Items drawn from a data source:
* * *
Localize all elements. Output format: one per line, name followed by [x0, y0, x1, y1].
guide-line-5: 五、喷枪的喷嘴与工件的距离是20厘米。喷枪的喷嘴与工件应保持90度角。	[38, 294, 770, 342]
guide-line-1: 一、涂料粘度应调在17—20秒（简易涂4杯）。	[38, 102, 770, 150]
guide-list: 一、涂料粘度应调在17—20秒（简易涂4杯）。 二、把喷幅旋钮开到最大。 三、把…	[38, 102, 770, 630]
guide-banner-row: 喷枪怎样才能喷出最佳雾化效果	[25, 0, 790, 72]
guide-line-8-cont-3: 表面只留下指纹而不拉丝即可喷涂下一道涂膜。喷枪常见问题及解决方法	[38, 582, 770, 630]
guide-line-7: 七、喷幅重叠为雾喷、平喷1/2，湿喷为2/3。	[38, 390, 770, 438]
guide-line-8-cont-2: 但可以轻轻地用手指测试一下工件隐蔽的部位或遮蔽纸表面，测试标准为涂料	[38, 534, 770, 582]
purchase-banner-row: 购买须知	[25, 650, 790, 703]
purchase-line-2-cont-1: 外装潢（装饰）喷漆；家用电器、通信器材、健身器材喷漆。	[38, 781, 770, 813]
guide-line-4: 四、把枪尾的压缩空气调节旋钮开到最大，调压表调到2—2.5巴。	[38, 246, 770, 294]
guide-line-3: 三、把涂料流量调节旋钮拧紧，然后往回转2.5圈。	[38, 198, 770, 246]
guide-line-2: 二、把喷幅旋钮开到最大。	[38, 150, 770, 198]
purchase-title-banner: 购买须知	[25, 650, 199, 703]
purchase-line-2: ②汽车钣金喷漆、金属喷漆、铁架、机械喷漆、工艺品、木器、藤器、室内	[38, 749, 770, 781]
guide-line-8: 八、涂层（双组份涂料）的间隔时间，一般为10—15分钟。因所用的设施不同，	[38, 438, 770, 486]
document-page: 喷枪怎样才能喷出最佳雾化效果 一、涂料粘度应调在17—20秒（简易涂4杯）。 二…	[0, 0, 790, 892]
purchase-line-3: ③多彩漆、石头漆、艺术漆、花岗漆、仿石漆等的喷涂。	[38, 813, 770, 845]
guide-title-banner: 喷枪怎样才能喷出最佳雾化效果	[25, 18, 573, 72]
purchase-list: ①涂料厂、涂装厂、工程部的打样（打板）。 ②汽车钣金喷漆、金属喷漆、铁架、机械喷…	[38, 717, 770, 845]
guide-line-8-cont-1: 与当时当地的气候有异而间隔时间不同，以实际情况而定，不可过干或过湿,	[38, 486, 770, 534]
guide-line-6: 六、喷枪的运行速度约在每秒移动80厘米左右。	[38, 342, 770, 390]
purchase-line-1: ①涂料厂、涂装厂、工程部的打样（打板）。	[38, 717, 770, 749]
* * *
Written exercise
Reproduce the material above verbatim, keeping every line unchanged and in its original order.

Output below
Localize all elements. Output format: one per line, name followed by [x0, y0, x1, y1].
guide-line-5: 五、喷枪的喷嘴与工件的距离是20厘米。喷枪的喷嘴与工件应保持90度角。	[38, 294, 770, 342]
guide-line-1: 一、涂料粘度应调在17—20秒（简易涂4杯）。	[38, 102, 770, 150]
guide-list: 一、涂料粘度应调在17—20秒（简易涂4杯）。 二、把喷幅旋钮开到最大。 三、把…	[38, 102, 770, 630]
guide-banner-row: 喷枪怎样才能喷出最佳雾化效果	[25, 0, 790, 72]
guide-line-8-cont-3: 表面只留下指纹而不拉丝即可喷涂下一道涂膜。喷枪常见问题及解决方法	[38, 582, 770, 630]
guide-line-7: 七、喷幅重叠为雾喷、平喷1/2，湿喷为2/3。	[38, 390, 770, 438]
guide-line-8-cont-2: 但可以轻轻地用手指测试一下工件隐蔽的部位或遮蔽纸表面，测试标准为涂料	[38, 534, 770, 582]
purchase-banner-row: 购买须知	[25, 650, 790, 703]
purchase-line-2-cont-1: 外装潢（装饰）喷漆；家用电器、通信器材、健身器材喷漆。	[38, 781, 770, 813]
guide-line-4: 四、把枪尾的压缩空气调节旋钮开到最大，调压表调到2—2.5巴。	[38, 246, 770, 294]
guide-line-3: 三、把涂料流量调节旋钮拧紧，然后往回转2.5圈。	[38, 198, 770, 246]
guide-line-2: 二、把喷幅旋钮开到最大。	[38, 150, 770, 198]
purchase-title-banner: 购买须知	[25, 650, 199, 703]
purchase-line-2: ②汽车钣金喷漆、金属喷漆、铁架、机械喷漆、工艺品、木器、藤器、室内	[38, 749, 770, 781]
guide-line-8: 八、涂层（双组份涂料）的间隔时间，一般为10—15分钟。因所用的设施不同，	[38, 438, 770, 486]
document-page: 喷枪怎样才能喷出最佳雾化效果 一、涂料粘度应调在17—20秒（简易涂4杯）。 二…	[0, 0, 790, 892]
purchase-line-3: ③多彩漆、石头漆、艺术漆、花岗漆、仿石漆等的喷涂。	[38, 813, 770, 845]
guide-title-banner: 喷枪怎样才能喷出最佳雾化效果	[25, 18, 573, 72]
purchase-list: ①涂料厂、涂装厂、工程部的打样（打板）。 ②汽车钣金喷漆、金属喷漆、铁架、机械喷…	[38, 717, 770, 845]
guide-line-8-cont-1: 与当时当地的气候有异而间隔时间不同，以实际情况而定，不可过干或过湿,	[38, 486, 770, 534]
guide-line-6: 六、喷枪的运行速度约在每秒移动80厘米左右。	[38, 342, 770, 390]
purchase-line-1: ①涂料厂、涂装厂、工程部的打样（打板）。	[38, 717, 770, 749]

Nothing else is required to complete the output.